---- EXTRACTED TEXT

Promoters hold 18% and affiliates hold 77.5% of the paid-up equity capital in Asianet, a direct competitor. There are 23 criminal cases pending against the company, its subsidiaries and promoters

Cable TV provider Hathway Cable and Datacom Ltd (Hathway) is planning to raise Rs500 crore from the capital market and its initial public offering (IPO) is opening on Tuesday. While due to prevailing market conditions, the retail investor may ignore the IPO, there are some serious issues—including conflict of interest between the company and its subsidiaries, and pending court cases.

Hathway, incorporated in 1995, is a cable television service provider which offers analogue and digital cable television services across 125 cities and towns and high-speed cable broadband services across 18 cities.

According to the draft red herring prospectus filed by the company with the Securities and Exchange Board of India (SEBI), Hathway’s promoters also hold about 18% stake in its direct competitor in the cable TV business, Asianet Satellite Communications Ltd. Besides, non-executive directors on the board of Hathway, Rajan Raheja and Vinayak Aggarwal, are also directors on the Asianet board. Mr Raheja holds 4.5% paid-up equity capital of Asianet while his affiliates hold 77.5%.

--------
---- SUPPLIED DATA

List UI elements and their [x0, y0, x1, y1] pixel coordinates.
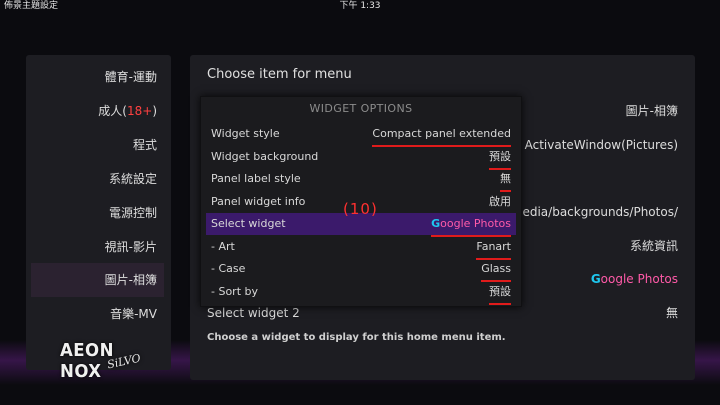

--------

** WHAT IS NEEDED **
Write the next part of the article on Hathway Cable and Datacom's IPO, picking up right after its final sentence.

** TASK ANSWER **
Hathway’s non-executive director, Uday Shankar, is a board member of DTH services provider Tata Sky Ltd, also a direct competitor of the company. This may create a conflict of interest.

“The company (Hathway) has not entered into any arrangement to mitigate the conflict of interest. Therefore, there may be conflicts of interest in addressing business opportunities and strategies where other companies in which Hathway’s promoters or its directors have interests are also involved,” its filing to SEBI said.

A total of 20 civil proceedings have been filed against the company, 15 against its subsidiaries, and two against its group companies. The company also has 29 tax proceedings filed against it, eight against its subsidiaries, one against its director-promoter, and eight against its group companies.

Out of the 23 criminal cases, seven criminal cases are pending against the company, seven against its subsidiaries while nine are against its promoters.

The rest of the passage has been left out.